--- PROVIDED ENTRIES ---
--- Start ---
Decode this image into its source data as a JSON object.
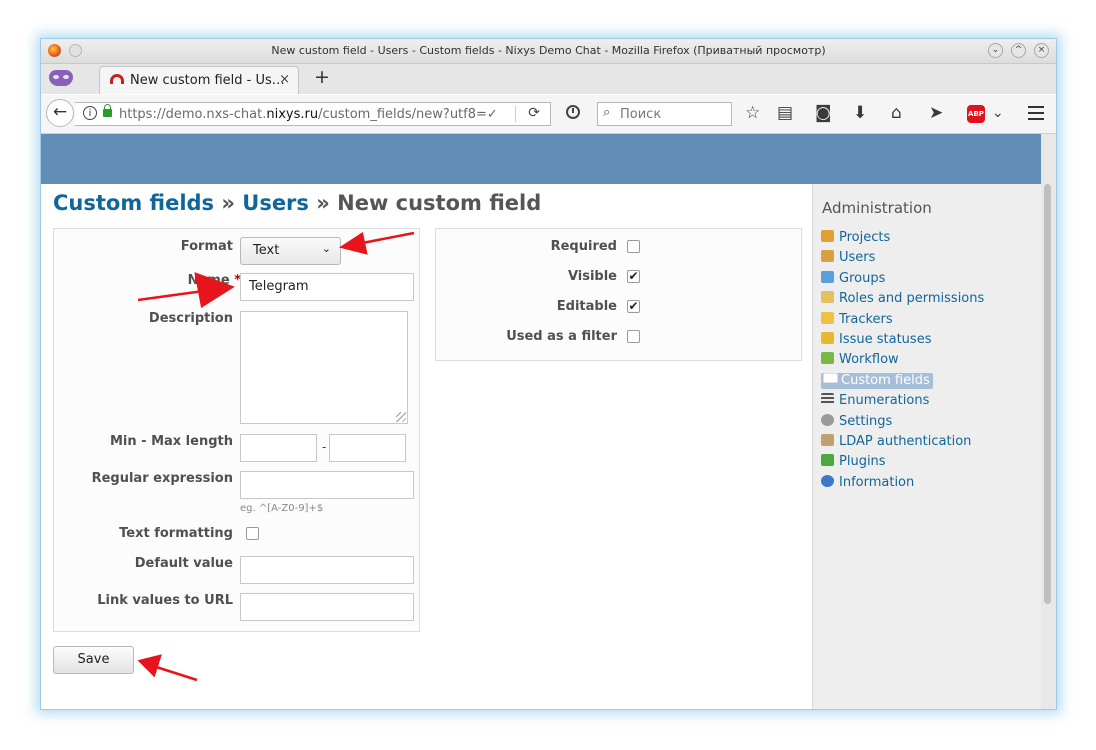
{
  "window": {
    "title": "New custom field - Users - Custom fields - Nixys Demo Chat - Mozilla Firefox (Приватный просмотр)",
    "buttons": [
      "⌄",
      "^",
      "×"
    ]
  },
  "tab": {
    "title": "New custom field - Us…",
    "close": "×",
    "new_tab": "+"
  },
  "nav": {
    "back": "←",
    "url_prefix": "https://demo.nxs-chat.",
    "url_domain": "nixys.ru",
    "url_suffix": "/custom_fields/new?utf8=✓",
    "reload": "⟳",
    "search_placeholder": "Поиск",
    "search_icon": "⌕",
    "icons": {
      "bookmark": "☆",
      "reader": "▤",
      "pocket": "◙",
      "download": "⬇",
      "home": "⌂",
      "send": "➤",
      "abp": "ABP",
      "abp_dropdown": "⌄"
    }
  },
  "page": {
    "breadcrumb": {
      "custom_fields": "Custom fields",
      "sep1": " » ",
      "users": "Users",
      "sep2": " » ",
      "current": "New custom field"
    }
  },
  "form": {
    "format": {
      "label": "Format",
      "value": "Text",
      "chevron": "⌄"
    },
    "name": {
      "label": "Name",
      "required_mark": "*",
      "value": "Telegram"
    },
    "description": {
      "label": "Description",
      "value": ""
    },
    "min_max": {
      "label": "Min - Max length",
      "separator": "-",
      "min": "",
      "max": ""
    },
    "regexp": {
      "label": "Regular expression",
      "value": "",
      "hint": "eg. ^[A-Z0-9]+$"
    },
    "text_formatting": {
      "label": "Text formatting",
      "checked": false
    },
    "default_value": {
      "label": "Default value",
      "value": ""
    },
    "link_url": {
      "label": "Link values to URL",
      "value": ""
    }
  },
  "options": {
    "required": {
      "label": "Required",
      "mark": ""
    },
    "visible": {
      "label": "Visible",
      "mark": "✔"
    },
    "editable": {
      "label": "Editable",
      "mark": "✔"
    },
    "filter": {
      "label": "Used as a filter",
      "mark": ""
    }
  },
  "actions": {
    "save": "Save"
  },
  "sidebar": {
    "title": "Administration",
    "items": [
      {
        "label": "Projects",
        "color": "#e0a030"
      },
      {
        "label": "Users",
        "color": "#d8a040"
      },
      {
        "label": "Groups",
        "color": "#5aa0d8"
      },
      {
        "label": "Roles and permissions",
        "color": "#e6c060"
      },
      {
        "label": "Trackers",
        "color": "#f0c040"
      },
      {
        "label": "Issue statuses",
        "color": "#e8b830"
      },
      {
        "label": "Workflow",
        "color": "#7ab648"
      },
      {
        "label": "Custom fields",
        "color": "#ffffff"
      },
      {
        "label": "Enumerations",
        "color": "#555555"
      },
      {
        "label": "Settings",
        "color": "#9a9a9a"
      },
      {
        "label": "LDAP authentication",
        "color": "#c0a070"
      },
      {
        "label": "Plugins",
        "color": "#4aaa3a"
      },
      {
        "label": "Information",
        "color": "#3a78c8"
      }
    ]
  },
  "colors": {
    "header": "#628db6",
    "link": "#116699",
    "annotation_arrow": "#e8141c"
  }
}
--- End ---
--- WHAT TO WORK ON ---
Retype the entries word for word. Omit any images.

--- TASK RESPONSE ---
Decode this image into its source data as a JSON object.
{
  "window": {
    "title": "New custom field - Users - Custom fields - Nixys Demo Chat - Mozilla Firefox (Приватный просмотр)",
    "buttons": [
      "⌄",
      "^",
      "×"
    ]
  },
  "tab": {
    "title": "New custom field - Us…",
    "close": "×",
    "new_tab": "+"
  },
  "nav": {
    "back": "←",
    "url_prefix": "https://demo.nxs-chat.",
    "url_domain": "nixys.ru",
    "url_suffix": "/custom_fields/new?utf8=✓",
    "reload": "⟳",
    "search_placeholder": "Поиск",
    "search_icon": "⌕",
    "icons": {
      "bookmark": "☆",
      "reader": "▤",
      "pocket": "◙",
      "download": "⬇",
      "home": "⌂",
      "send": "➤",
      "abp": "ABP",
      "abp_dropdown": "⌄"
    }
  },
  "page": {
    "breadcrumb": {
      "custom_fields": "Custom fields",
      "sep1": " » ",
      "users": "Users",
      "sep2": " » ",
      "current": "New custom field"
    }
  },
  "form": {
    "format": {
      "label": "Format",
      "value": "Text",
      "chevron": "⌄"
    },
    "name": {
      "label": "Name",
      "required_mark": "*",
      "value": "Telegram"
    },
    "description": {
      "label": "Description",
      "value": ""
    },
    "min_max": {
      "label": "Min - Max length",
      "separator": "-",
      "min": "",
      "max": ""
    },
    "regexp": {
      "label": "Regular expression",
      "value": "",
      "hint": "eg. ^[A-Z0-9]+$"
    },
    "text_formatting": {
      "label": "Text formatting",
      "checked": false
    },
    "default_value": {
      "label": "Default value",
      "value": ""
    },
    "link_url": {
      "label": "Link values to URL",
      "value": ""
    }
  },
  "options": {
    "required": {
      "label": "Required",
      "mark": ""
    },
    "visible": {
      "label": "Visible",
      "mark": "✔"
    },
    "editable": {
      "label": "Editable",
      "mark": "✔"
    },
    "filter": {
      "label": "Used as a filter",
      "mark": ""
    }
  },
  "actions": {
    "save": "Save"
  },
  "sidebar": {
    "title": "Administration",
    "items": [
      {
        "label": "Projects",
        "color": "#e0a030"
      },
      {
        "label": "Users",
        "color": "#d8a040"
      },
      {
        "label": "Groups",
        "color": "#5aa0d8"
      },
      {
        "label": "Roles and permissions",
        "color": "#e6c060"
      },
      {
        "label": "Trackers",
        "color": "#f0c040"
      },
      {
        "label": "Issue statuses",
        "color": "#e8b830"
      },
      {
        "label": "Workflow",
        "color": "#7ab648"
      },
      {
        "label": "Custom fields",
        "color": "#ffffff"
      },
      {
        "label": "Enumerations",
        "color": "#555555"
      },
      {
        "label": "Settings",
        "color": "#9a9a9a"
      },
      {
        "label": "LDAP authentication",
        "color": "#c0a070"
      },
      {
        "label": "Plugins",
        "color": "#4aaa3a"
      },
      {
        "label": "Information",
        "color": "#3a78c8"
      }
    ]
  },
  "colors": {
    "header": "#628db6",
    "link": "#116699",
    "annotation_arrow": "#e8141c"
  }
}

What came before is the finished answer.